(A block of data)
-*-*-

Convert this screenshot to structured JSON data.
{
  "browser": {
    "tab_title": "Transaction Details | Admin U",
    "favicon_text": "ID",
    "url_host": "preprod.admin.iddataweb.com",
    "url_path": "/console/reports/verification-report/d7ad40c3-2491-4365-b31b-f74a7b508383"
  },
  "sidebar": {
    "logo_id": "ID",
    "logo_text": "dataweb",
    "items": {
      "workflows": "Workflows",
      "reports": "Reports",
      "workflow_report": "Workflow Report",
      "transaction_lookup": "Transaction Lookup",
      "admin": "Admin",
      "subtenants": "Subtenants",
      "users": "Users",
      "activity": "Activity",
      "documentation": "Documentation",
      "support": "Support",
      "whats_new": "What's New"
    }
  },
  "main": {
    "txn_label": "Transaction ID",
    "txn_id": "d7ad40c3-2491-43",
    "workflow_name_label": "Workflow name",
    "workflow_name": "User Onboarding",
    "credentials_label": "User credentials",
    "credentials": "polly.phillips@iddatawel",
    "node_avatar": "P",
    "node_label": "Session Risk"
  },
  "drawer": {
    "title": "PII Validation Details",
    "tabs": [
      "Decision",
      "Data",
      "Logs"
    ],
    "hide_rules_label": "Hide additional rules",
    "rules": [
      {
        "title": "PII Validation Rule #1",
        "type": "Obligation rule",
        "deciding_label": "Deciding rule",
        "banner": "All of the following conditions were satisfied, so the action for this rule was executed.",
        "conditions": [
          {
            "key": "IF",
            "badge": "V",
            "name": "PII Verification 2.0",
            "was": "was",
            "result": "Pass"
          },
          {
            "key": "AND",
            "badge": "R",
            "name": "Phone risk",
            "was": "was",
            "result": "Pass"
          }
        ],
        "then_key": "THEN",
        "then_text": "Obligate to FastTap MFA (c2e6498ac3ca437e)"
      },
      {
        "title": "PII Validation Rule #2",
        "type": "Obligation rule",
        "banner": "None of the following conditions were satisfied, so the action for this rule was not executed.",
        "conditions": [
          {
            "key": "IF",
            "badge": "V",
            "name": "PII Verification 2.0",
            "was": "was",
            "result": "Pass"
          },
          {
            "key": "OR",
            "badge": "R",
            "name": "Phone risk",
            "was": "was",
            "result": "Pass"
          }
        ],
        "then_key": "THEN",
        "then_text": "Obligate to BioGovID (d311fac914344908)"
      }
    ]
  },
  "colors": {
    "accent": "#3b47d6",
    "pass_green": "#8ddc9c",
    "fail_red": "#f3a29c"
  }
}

-*-*-

Only a number is wanted: how many lines of the data above contain "following"?

Correct response –
2